◆ TASK STATEMENT:
Output nothing but the number of lines that include the word "last".

(Records excerpted from a collection)
----

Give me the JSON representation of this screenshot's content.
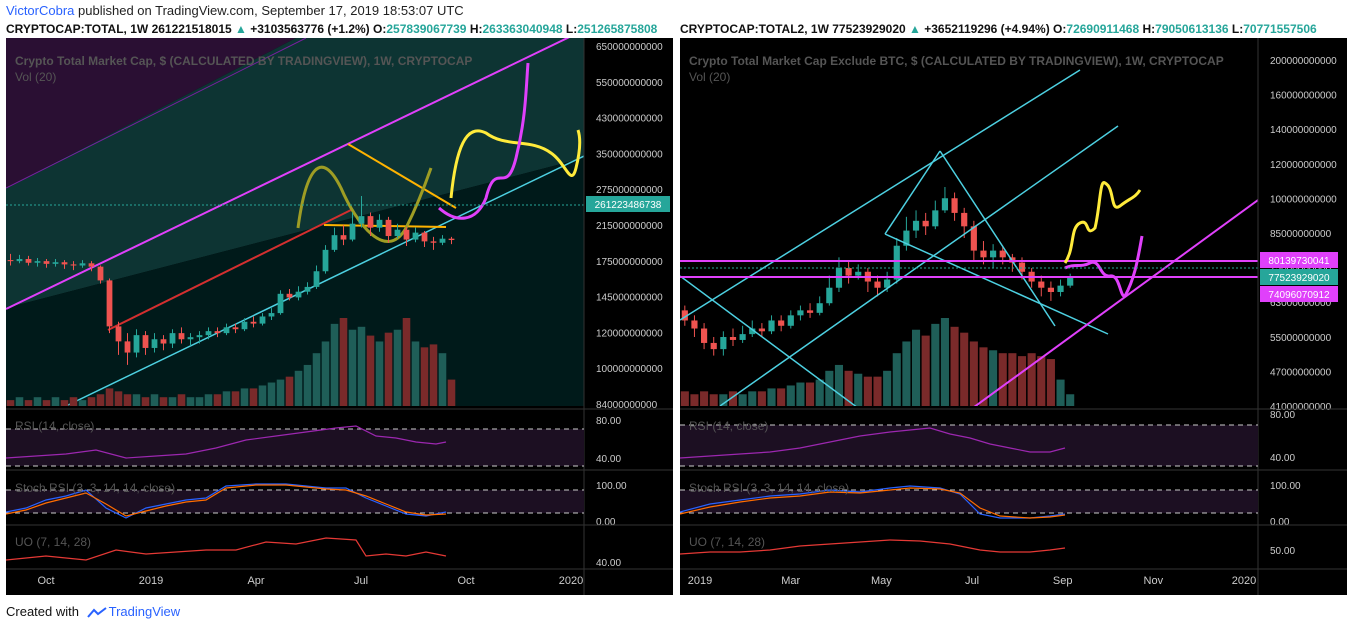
{
  "header": {
    "author": "VictorCobra",
    "published_text": " published on TradingView.com, September 17, 2019 18:53:07 UTC"
  },
  "footer": {
    "created_with": "Created with",
    "brand": "TradingView"
  },
  "panels": [
    {
      "ticker": "CRYPTOCAP:TOTAL, 1W",
      "last": "261221518015",
      "change": "+3103563776 (+1.2%)",
      "o_label": "O:",
      "o": "257839067739",
      "h_label": "H:",
      "h": "263363040948",
      "l_label": "L:",
      "l": "251265875808",
      "title": "Crypto Total Market Cap, $ (CALCULATED BY TRADINGVIEW), 1W, CRYPTOCAP",
      "vol_label": "Vol (20)",
      "rsi_label": "RSI (14, close)",
      "stoch_label": "Stoch RSI (3, 3, 14, 14, close)",
      "uo_label": "UO (7, 14, 28)"
    },
    {
      "ticker": "CRYPTOCAP:TOTAL2, 1W",
      "last": "77523929020",
      "change": "+3652119296 (+4.94%)",
      "o_label": "O:",
      "o": "72690911468",
      "h_label": "H:",
      "h": "79050613136",
      "l_label": "L:",
      "l": "70771557506",
      "title": "Crypto Total Market Cap Exclude BTC, $ (CALCULATED BY TRADINGVIEW), 1W, CRYPTOCAP",
      "vol_label": "Vol (20)",
      "rsi_label": "RSI (14, close)",
      "stoch_label": "Stoch RSI (3, 3, 14, 14, close)",
      "uo_label": "UO (7, 14, 28)"
    }
  ],
  "chart_data": [
    {
      "type": "candlestick",
      "title": "Crypto Total Market Cap, $ (CALCULATED BY TRADINGVIEW), 1W, CRYPTOCAP",
      "y_ticks": [
        "650000000000",
        "550000000000",
        "430000000000",
        "350000000000",
        "275000000000",
        "215000000000",
        "175000000000",
        "145000000000",
        "120000000000",
        "100000000000",
        "84000000000"
      ],
      "x_ticks": [
        "Oct",
        "2019",
        "Apr",
        "Jul",
        "Oct",
        "2020"
      ],
      "price_label": "261223486738",
      "candles": [
        [
          220,
          218,
          232,
          210
        ],
        [
          218,
          222,
          230,
          214
        ],
        [
          222,
          215,
          228,
          210
        ],
        [
          215,
          218,
          224,
          208
        ],
        [
          218,
          213,
          222,
          206
        ],
        [
          213,
          216,
          222,
          208
        ],
        [
          216,
          212,
          220,
          204
        ],
        [
          212,
          210,
          218,
          202
        ],
        [
          210,
          214,
          220,
          206
        ],
        [
          214,
          208,
          218,
          200
        ],
        [
          208,
          185,
          210,
          180
        ],
        [
          185,
          125,
          188,
          118
        ],
        [
          125,
          110,
          130,
          98
        ],
        [
          110,
          100,
          118,
          90
        ],
        [
          100,
          116,
          122,
          96
        ],
        [
          116,
          104,
          120,
          98
        ],
        [
          104,
          112,
          118,
          100
        ],
        [
          112,
          108,
          116,
          102
        ],
        [
          108,
          118,
          122,
          104
        ],
        [
          118,
          112,
          124,
          108
        ],
        [
          112,
          114,
          118,
          106
        ],
        [
          114,
          116,
          120,
          108
        ],
        [
          116,
          120,
          124,
          112
        ],
        [
          120,
          118,
          124,
          114
        ],
        [
          118,
          124,
          128,
          116
        ],
        [
          124,
          122,
          128,
          118
        ],
        [
          122,
          130,
          134,
          120
        ],
        [
          130,
          128,
          136,
          124
        ],
        [
          128,
          136,
          140,
          126
        ],
        [
          136,
          140,
          146,
          132
        ],
        [
          140,
          165,
          170,
          138
        ],
        [
          165,
          160,
          172,
          156
        ],
        [
          160,
          168,
          176,
          156
        ],
        [
          168,
          175,
          182,
          164
        ],
        [
          175,
          200,
          210,
          172
        ],
        [
          200,
          240,
          250,
          196
        ],
        [
          240,
          272,
          290,
          236
        ],
        [
          272,
          262,
          296,
          250
        ],
        [
          262,
          300,
          330,
          258
        ],
        [
          300,
          320,
          380,
          290
        ],
        [
          320,
          290,
          330,
          270
        ],
        [
          290,
          310,
          325,
          280
        ],
        [
          310,
          270,
          318,
          255
        ],
        [
          270,
          285,
          300,
          265
        ],
        [
          285,
          262,
          292,
          248
        ],
        [
          262,
          278,
          290,
          256
        ],
        [
          278,
          258,
          282,
          246
        ],
        [
          258,
          255,
          268,
          240
        ],
        [
          255,
          264,
          272,
          250
        ],
        [
          264,
          261,
          268,
          252
        ]
      ],
      "volume": [
        2,
        3,
        2,
        3,
        2,
        3,
        2,
        3,
        2,
        3,
        4,
        6,
        5,
        4,
        4,
        3,
        4,
        3,
        3,
        4,
        3,
        3,
        4,
        4,
        5,
        5,
        6,
        6,
        7,
        8,
        9,
        10,
        12,
        14,
        18,
        22,
        28,
        30,
        26,
        27,
        24,
        22,
        25,
        26,
        30,
        22,
        20,
        21,
        18,
        9
      ]
    },
    {
      "type": "candlestick",
      "title": "Crypto Total Market Cap Exclude BTC, $ (CALCULATED BY TRADINGVIEW), 1W, CRYPTOCAP",
      "y_ticks": [
        "200000000000",
        "160000000000",
        "140000000000",
        "120000000000",
        "100000000000",
        "85000000000",
        "75000000000",
        "63000000000",
        "55000000000",
        "47000000000",
        "41000000000"
      ],
      "x_ticks": [
        "2019",
        "Mar",
        "May",
        "Jul",
        "Sep",
        "Nov",
        "2020"
      ],
      "price_labels": [
        "80139730041",
        "77523929020",
        "74096070912"
      ],
      "candles": [
        [
          62,
          58,
          64,
          56
        ],
        [
          58,
          55,
          60,
          52
        ],
        [
          55,
          50,
          57,
          48
        ],
        [
          50,
          48,
          52,
          46
        ],
        [
          48,
          52,
          54,
          46
        ],
        [
          52,
          51,
          55,
          49
        ],
        [
          51,
          53,
          56,
          50
        ],
        [
          53,
          55,
          58,
          52
        ],
        [
          55,
          54,
          57,
          52
        ],
        [
          54,
          58,
          60,
          53
        ],
        [
          58,
          56,
          60,
          54
        ],
        [
          56,
          60,
          62,
          55
        ],
        [
          60,
          62,
          64,
          58
        ],
        [
          62,
          61,
          65,
          59
        ],
        [
          61,
          65,
          68,
          60
        ],
        [
          65,
          72,
          78,
          64
        ],
        [
          72,
          82,
          88,
          70
        ],
        [
          82,
          78,
          86,
          74
        ],
        [
          78,
          80,
          84,
          76
        ],
        [
          80,
          75,
          82,
          70
        ],
        [
          75,
          72,
          78,
          68
        ],
        [
          72,
          76,
          80,
          70
        ],
        [
          76,
          95,
          100,
          74
        ],
        [
          95,
          105,
          115,
          92
        ],
        [
          105,
          112,
          120,
          100
        ],
        [
          112,
          108,
          118,
          102
        ],
        [
          108,
          120,
          128,
          106
        ],
        [
          120,
          130,
          140,
          118
        ],
        [
          130,
          118,
          135,
          112
        ],
        [
          118,
          108,
          122,
          100
        ],
        [
          108,
          92,
          112,
          86
        ],
        [
          92,
          88,
          98,
          84
        ],
        [
          88,
          92,
          96,
          82
        ],
        [
          92,
          88,
          95,
          84
        ],
        [
          88,
          85,
          90,
          80
        ],
        [
          85,
          80,
          88,
          76
        ],
        [
          80,
          75,
          82,
          72
        ],
        [
          75,
          72,
          78,
          68
        ],
        [
          72,
          70,
          75,
          66
        ],
        [
          70,
          73,
          76,
          68
        ],
        [
          73,
          77,
          79,
          72
        ]
      ],
      "volume": [
        5,
        4,
        5,
        4,
        4,
        5,
        4,
        5,
        5,
        6,
        6,
        7,
        8,
        8,
        9,
        12,
        14,
        12,
        11,
        10,
        10,
        12,
        18,
        22,
        26,
        24,
        28,
        30,
        27,
        25,
        22,
        20,
        19,
        18,
        18,
        17,
        18,
        17,
        16,
        9,
        4
      ]
    }
  ]
}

----

◆ WRITTEN RESPONSE:
2